▸ **TASK DETAILS**
Scan the listing below for the word "within" and state how many lines hold it. Write nothing but the number.

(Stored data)
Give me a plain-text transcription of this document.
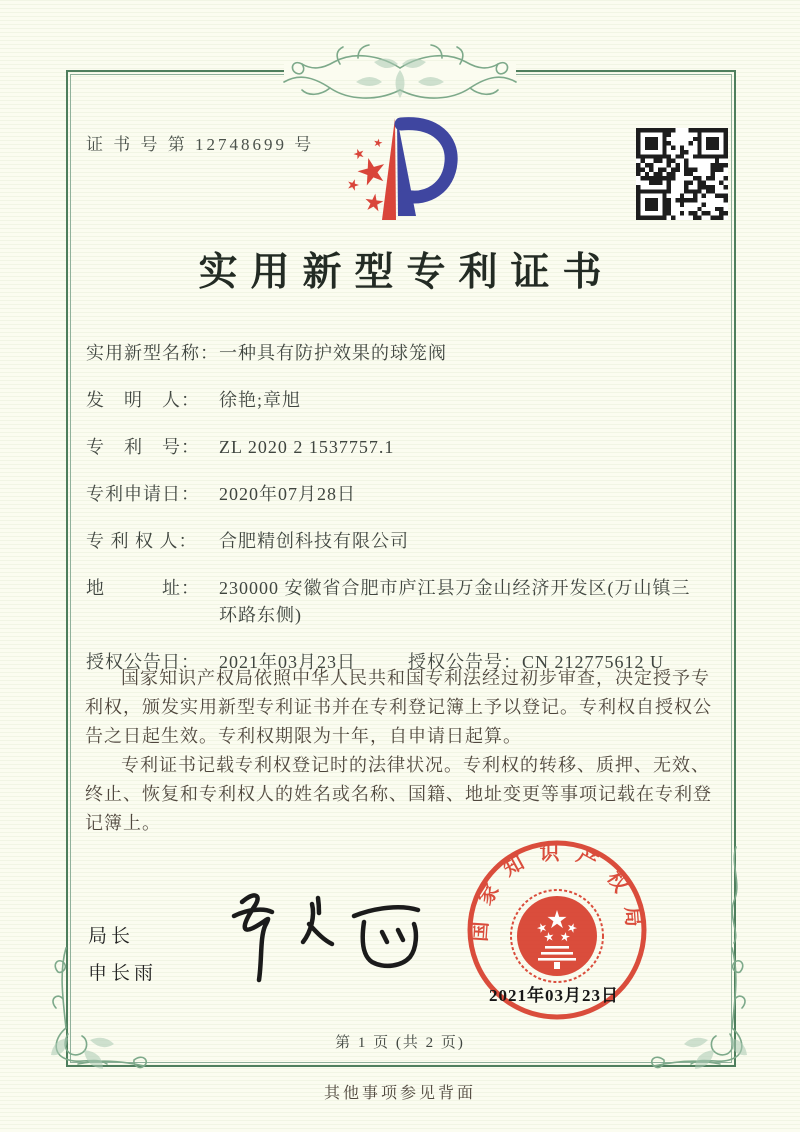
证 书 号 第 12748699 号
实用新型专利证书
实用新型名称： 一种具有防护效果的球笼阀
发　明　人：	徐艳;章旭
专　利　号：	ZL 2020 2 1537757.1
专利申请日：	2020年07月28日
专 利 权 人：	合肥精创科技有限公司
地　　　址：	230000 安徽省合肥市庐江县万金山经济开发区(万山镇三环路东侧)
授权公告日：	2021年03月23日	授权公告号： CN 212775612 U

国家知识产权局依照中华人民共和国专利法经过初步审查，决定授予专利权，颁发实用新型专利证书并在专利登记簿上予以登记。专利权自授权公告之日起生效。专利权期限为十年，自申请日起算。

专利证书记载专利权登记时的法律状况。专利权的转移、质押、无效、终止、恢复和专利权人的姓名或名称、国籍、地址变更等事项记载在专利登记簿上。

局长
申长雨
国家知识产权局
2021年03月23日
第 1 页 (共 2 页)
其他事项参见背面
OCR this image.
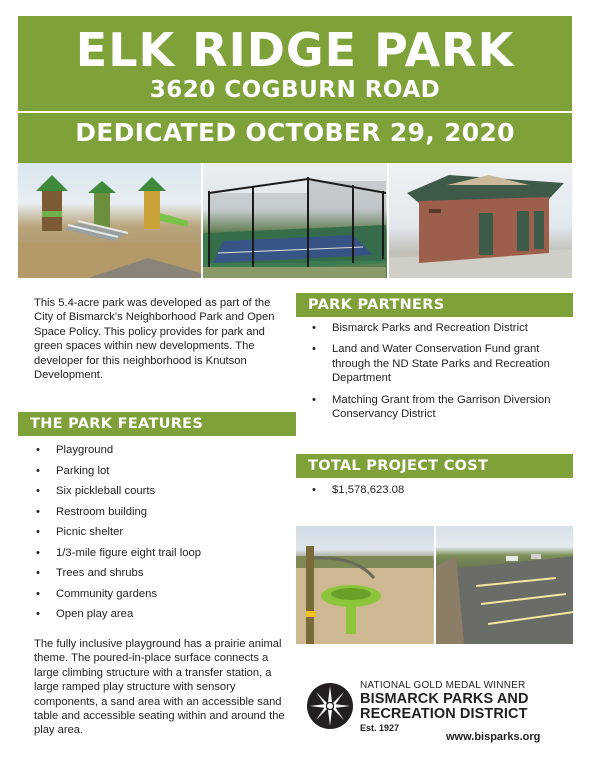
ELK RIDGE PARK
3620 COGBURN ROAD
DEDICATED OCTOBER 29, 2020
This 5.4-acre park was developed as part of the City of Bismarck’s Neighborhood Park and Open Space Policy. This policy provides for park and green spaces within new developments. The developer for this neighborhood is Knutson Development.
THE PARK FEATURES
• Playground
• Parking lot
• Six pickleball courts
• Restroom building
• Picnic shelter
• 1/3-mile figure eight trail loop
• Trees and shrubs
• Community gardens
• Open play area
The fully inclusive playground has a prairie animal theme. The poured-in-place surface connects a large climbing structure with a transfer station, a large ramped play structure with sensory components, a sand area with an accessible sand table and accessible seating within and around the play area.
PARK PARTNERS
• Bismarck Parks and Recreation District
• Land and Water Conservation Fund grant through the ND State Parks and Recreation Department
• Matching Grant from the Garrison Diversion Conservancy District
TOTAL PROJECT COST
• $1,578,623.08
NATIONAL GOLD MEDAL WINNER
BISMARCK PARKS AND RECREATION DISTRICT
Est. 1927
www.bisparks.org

---

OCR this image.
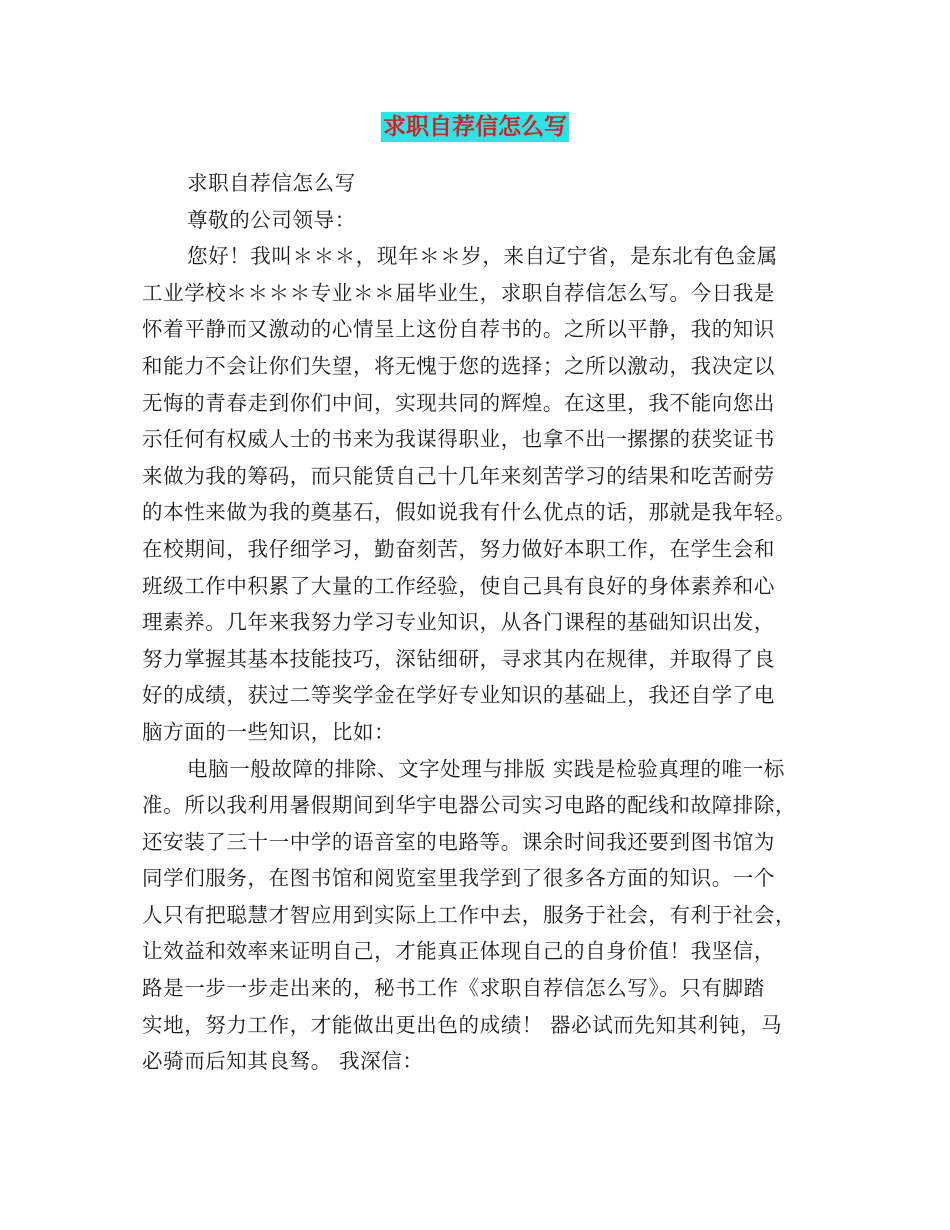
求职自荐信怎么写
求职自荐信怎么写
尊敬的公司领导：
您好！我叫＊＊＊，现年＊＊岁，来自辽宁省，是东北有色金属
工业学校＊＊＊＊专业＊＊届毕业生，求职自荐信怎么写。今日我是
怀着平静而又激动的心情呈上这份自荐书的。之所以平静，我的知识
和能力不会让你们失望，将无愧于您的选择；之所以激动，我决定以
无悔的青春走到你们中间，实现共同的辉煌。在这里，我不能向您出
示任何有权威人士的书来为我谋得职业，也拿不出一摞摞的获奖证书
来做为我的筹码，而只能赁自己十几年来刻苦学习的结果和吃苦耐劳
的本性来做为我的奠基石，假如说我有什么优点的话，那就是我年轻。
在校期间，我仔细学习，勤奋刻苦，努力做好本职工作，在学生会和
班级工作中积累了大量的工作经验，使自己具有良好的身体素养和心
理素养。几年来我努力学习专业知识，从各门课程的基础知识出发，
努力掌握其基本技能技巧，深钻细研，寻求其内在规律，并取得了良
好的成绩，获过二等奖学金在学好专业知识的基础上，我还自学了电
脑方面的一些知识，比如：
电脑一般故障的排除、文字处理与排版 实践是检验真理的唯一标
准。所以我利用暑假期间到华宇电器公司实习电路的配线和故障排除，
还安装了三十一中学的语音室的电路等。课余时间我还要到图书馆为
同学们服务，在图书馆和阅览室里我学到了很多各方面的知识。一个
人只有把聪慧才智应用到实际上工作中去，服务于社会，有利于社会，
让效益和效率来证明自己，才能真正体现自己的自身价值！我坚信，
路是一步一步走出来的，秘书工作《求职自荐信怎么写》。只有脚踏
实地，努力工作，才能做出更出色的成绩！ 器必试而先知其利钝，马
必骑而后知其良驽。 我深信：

▸ **WORKED ANSWER**
2